STATED TASK A: In the records below, what is the part that opens with the line containing "- data-point: [403, 281, 410, 288]" and closes with the line containing "- data-point: [656, 321, 663, 328]"? Copy those lines verbatim, both ends included.

Seven issues in community-based research practice – Part 2

Daniel Reeders writes social marketing and public health strategy for a living.  He writes a blog, Bad Blood, about stigma and public health, and tweets as @onekind, for fun.

He has a Bachelor of Arts/Bachelor of Laws (Melbourne) and is currently enrolled in a Masters in Public Health at a university he prefers not to name in case he decides to write about it. His ORCID is 0000-0002-4876-7900


Safety first (Photo by Tseen Khoo)
Safety first (Photo by Tseen Khoo)

As mentioned in Part 1, these posts are a personal account based on things that went awry in my experience of community-based research. I have listed a couple of dot points on practical steps readers might consider to manage the risks I encountered, in case you are contemplating or currently working in a community-based research role.

I’m also keen to hear other experiences and perspectives of this form of research practice, either in the comments or by e-mail. A quick note: I never write or blog about my current place of work, and I’d encourage commenters to de-identify your own places of work.

Points 1-3 cover supervision, ethics and discipline, and they appear in Part 1.

4. Ownership

This is an extremely vexed issue in community-based research practice. In a community organisation the board will have a policy on who can speak on the organisation’s behalf. This is typically restricted to senior management.

Senior managers in some organisations misuse these policies, and require their staff to publish articles and submit conference abstracts in the senior managers’ names.

In this situation, working in that role will damage your career by creating a publication gap, and it will doubtless corrode your motivation as well.

  • Prevent: negotiate before starting – Who owns the work and end products? Who can put their name to it? What happens when you leave? Can you publish from it?

5. Methodology

There is a desperate need for a forum for community-based research workers to discuss methodology, to keep ourselves honest and for professional development.

Many projects with good intentions, interesting data, and thoughtful analyses are let down by shoddy methodology. I’m not judging; I’ve done it myself.***

Some adopt an empowerment based approach, but anonymise key informants so they don’t get credit for the knowledge they contribute to the report. Only the authors and the organisation do.

Some use constructivist methods to make probabilistic claims: ‘X are experts in their own lives and they think Y is a serious issue so this proves Y is prevalent in Victoria.’

Some use statistical analysis of numbers from tiny, non-random samples, or report percentages of agreement among focus group participants.

STATED TASK B: According to the post on community-based research practice, who is the right to speak on a community organisation's behalf typically restricted to?

MATERIAL PROVIDED:
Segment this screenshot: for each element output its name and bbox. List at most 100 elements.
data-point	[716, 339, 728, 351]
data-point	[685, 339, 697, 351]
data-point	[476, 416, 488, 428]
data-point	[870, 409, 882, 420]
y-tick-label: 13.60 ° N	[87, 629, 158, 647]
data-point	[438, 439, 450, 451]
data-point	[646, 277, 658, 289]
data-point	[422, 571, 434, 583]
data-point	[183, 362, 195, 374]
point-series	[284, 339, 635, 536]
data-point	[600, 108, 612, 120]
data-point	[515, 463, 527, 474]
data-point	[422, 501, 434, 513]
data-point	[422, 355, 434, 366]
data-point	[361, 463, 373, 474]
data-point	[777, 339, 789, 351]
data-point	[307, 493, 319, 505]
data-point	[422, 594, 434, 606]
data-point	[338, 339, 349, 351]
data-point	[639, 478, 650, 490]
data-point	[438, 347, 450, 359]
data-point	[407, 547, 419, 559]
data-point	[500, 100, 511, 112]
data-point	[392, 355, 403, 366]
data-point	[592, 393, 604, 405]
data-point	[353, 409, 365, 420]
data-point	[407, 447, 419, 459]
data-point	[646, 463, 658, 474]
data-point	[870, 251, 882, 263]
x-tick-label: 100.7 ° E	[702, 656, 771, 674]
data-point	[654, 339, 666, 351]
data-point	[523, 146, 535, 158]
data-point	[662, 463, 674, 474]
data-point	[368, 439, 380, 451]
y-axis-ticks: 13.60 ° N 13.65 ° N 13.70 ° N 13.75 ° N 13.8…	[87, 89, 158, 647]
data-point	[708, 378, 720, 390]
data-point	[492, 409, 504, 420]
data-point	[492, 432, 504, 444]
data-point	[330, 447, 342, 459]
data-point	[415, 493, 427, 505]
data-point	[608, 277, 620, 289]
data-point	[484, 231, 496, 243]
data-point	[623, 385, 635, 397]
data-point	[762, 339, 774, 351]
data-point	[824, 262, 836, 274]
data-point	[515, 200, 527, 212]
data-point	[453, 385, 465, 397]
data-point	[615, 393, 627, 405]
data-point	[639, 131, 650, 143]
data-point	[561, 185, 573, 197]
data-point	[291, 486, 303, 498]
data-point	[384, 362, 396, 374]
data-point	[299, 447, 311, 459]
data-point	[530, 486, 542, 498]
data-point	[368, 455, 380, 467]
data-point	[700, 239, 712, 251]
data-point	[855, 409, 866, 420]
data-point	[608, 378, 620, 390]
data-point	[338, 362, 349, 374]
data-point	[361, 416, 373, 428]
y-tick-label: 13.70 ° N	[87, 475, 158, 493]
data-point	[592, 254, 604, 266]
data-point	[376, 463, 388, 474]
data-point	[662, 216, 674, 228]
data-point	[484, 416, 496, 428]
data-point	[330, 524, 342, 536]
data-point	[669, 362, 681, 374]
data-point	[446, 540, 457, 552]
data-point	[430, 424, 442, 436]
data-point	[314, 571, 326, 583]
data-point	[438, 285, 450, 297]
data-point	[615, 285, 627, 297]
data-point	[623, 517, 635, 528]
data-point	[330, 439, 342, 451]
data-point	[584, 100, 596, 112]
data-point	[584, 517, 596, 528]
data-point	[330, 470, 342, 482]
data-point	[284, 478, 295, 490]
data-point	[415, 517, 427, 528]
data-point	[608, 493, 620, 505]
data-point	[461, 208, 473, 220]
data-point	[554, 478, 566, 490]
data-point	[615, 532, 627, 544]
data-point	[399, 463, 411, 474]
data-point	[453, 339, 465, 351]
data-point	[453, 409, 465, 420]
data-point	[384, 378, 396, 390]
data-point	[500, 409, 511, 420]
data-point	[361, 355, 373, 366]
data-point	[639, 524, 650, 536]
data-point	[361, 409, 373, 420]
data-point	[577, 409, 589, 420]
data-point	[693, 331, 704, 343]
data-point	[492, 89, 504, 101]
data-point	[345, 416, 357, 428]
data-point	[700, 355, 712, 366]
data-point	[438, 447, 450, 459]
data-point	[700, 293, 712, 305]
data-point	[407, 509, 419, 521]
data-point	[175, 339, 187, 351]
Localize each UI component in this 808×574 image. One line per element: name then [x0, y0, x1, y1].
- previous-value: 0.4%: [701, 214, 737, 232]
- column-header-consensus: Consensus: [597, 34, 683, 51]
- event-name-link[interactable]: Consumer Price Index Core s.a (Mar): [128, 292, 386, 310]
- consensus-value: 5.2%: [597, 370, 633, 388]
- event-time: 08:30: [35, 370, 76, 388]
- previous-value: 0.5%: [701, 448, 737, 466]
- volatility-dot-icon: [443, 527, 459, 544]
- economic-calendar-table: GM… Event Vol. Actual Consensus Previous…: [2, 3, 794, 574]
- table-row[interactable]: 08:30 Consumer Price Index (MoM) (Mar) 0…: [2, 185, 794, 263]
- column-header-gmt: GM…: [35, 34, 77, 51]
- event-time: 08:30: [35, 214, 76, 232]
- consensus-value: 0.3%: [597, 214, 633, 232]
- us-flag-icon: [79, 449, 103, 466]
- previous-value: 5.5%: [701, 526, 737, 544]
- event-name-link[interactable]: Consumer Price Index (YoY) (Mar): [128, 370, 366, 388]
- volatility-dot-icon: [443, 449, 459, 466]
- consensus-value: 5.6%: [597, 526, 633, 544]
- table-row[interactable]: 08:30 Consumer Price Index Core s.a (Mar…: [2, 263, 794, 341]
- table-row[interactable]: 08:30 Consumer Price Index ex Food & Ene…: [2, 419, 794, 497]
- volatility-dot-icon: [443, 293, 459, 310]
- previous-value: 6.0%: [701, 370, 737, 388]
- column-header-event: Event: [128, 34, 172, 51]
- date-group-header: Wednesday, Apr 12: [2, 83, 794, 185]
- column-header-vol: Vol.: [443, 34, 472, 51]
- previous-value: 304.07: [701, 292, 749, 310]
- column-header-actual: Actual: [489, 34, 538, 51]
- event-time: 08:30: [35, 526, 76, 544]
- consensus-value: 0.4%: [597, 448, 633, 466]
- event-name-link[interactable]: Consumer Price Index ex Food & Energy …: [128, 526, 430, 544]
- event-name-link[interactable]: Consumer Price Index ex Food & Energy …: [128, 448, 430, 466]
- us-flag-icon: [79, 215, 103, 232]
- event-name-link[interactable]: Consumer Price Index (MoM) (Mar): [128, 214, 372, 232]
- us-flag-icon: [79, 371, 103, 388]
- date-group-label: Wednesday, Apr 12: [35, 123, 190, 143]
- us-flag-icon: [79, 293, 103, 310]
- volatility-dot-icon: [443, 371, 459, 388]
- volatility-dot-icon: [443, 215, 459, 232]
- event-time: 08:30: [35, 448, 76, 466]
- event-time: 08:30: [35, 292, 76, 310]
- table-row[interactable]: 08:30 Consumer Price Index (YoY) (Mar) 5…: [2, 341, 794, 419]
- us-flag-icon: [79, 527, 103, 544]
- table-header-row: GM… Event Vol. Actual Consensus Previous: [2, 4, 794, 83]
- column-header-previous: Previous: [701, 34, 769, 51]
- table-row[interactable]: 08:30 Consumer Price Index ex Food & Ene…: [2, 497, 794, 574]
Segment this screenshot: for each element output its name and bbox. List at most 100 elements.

* * *

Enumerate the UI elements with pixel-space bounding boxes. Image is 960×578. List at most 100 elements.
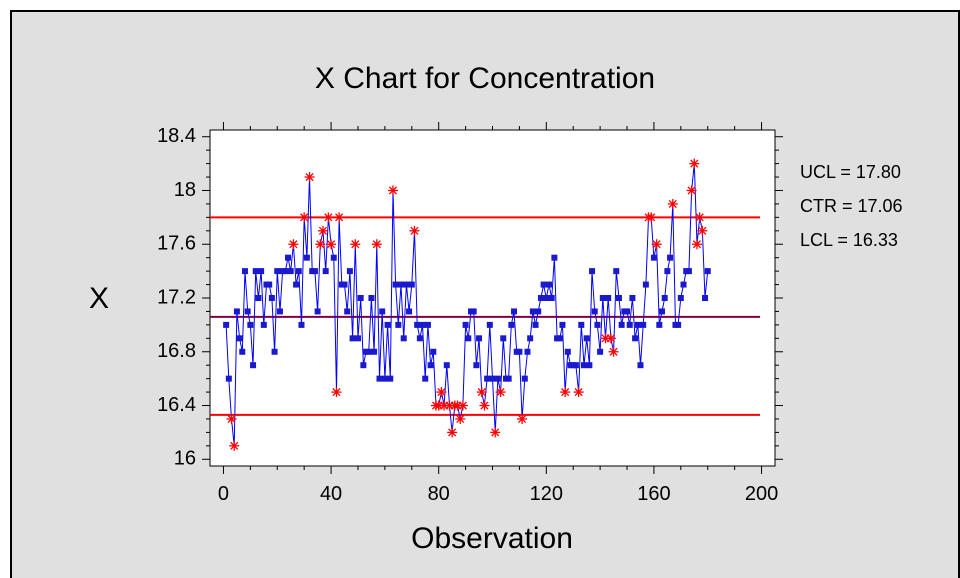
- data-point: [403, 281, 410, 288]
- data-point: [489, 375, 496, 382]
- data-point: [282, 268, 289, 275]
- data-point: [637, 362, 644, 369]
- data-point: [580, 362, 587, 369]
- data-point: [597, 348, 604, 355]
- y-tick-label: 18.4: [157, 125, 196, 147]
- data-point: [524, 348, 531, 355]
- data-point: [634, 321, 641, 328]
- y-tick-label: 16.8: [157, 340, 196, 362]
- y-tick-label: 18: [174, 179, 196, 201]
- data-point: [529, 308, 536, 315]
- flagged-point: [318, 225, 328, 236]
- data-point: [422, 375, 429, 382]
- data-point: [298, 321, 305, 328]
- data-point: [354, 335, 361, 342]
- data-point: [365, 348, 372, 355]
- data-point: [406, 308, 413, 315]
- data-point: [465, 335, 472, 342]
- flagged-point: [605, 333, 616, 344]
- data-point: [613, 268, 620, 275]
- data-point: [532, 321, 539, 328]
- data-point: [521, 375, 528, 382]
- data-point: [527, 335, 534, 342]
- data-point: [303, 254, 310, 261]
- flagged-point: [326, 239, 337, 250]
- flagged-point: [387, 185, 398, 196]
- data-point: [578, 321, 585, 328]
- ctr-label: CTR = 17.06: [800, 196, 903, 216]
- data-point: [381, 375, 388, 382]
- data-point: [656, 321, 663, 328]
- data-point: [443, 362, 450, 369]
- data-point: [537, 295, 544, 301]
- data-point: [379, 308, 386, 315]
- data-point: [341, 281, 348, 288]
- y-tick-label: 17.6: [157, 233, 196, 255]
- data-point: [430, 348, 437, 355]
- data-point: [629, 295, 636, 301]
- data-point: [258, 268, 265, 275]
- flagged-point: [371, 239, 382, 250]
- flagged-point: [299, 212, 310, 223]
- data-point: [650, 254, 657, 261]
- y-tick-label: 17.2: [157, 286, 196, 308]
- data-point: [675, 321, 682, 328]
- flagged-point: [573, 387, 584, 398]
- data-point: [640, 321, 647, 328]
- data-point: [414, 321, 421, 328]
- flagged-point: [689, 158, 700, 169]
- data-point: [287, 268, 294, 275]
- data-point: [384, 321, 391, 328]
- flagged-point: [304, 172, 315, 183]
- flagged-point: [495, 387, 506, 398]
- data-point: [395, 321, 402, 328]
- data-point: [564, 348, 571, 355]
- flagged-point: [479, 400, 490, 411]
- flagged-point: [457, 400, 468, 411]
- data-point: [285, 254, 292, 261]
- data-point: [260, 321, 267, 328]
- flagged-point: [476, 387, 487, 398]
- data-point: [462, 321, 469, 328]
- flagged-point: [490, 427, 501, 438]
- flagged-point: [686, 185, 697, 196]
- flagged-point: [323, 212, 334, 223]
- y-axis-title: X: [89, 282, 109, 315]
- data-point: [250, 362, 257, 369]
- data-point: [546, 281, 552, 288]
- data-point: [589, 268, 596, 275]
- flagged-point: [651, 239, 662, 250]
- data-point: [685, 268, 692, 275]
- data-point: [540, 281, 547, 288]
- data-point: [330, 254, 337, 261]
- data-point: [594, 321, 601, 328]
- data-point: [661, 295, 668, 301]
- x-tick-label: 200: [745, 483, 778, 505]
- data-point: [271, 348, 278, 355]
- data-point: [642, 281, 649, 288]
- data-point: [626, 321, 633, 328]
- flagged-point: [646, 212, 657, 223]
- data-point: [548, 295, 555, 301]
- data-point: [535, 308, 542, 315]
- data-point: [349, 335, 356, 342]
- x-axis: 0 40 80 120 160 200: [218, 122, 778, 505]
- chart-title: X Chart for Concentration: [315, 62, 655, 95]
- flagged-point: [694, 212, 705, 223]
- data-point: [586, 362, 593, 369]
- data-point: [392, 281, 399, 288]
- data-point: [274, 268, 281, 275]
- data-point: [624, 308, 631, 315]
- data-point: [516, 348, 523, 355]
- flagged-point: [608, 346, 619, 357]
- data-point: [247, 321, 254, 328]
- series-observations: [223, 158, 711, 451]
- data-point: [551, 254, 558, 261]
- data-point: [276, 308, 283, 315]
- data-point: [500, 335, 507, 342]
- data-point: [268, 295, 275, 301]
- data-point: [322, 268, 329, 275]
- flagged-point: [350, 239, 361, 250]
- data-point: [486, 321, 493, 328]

WORKED SOLUTION A:
- data-point: [403, 281, 410, 288]
- data-point: [489, 375, 496, 382]
- data-point: [282, 268, 289, 275]
- data-point: [637, 362, 644, 369]
- data-point: [580, 362, 587, 369]
- data-point: [597, 348, 604, 355]
- y-tick-label: 18.4: [157, 125, 196, 147]
- data-point: [524, 348, 531, 355]
- data-point: [634, 321, 641, 328]
- y-tick-label: 16.8: [157, 340, 196, 362]
- y-tick-label: 18: [174, 179, 196, 201]
- data-point: [529, 308, 536, 315]
- flagged-point: [318, 225, 328, 236]
- data-point: [422, 375, 429, 382]
- data-point: [298, 321, 305, 328]
- data-point: [354, 335, 361, 342]
- data-point: [365, 348, 372, 355]
- data-point: [406, 308, 413, 315]
- data-point: [465, 335, 472, 342]
- flagged-point: [605, 333, 616, 344]
- data-point: [613, 268, 620, 275]
- data-point: [532, 321, 539, 328]
- data-point: [521, 375, 528, 382]
- data-point: [527, 335, 534, 342]
- data-point: [303, 254, 310, 261]
- flagged-point: [326, 239, 337, 250]
- flagged-point: [387, 185, 398, 196]
- data-point: [578, 321, 585, 328]
- ctr-label: CTR = 17.06: [800, 196, 903, 216]
- data-point: [381, 375, 388, 382]
- data-point: [656, 321, 663, 328]

WORKED SOLUTION B: Senior management.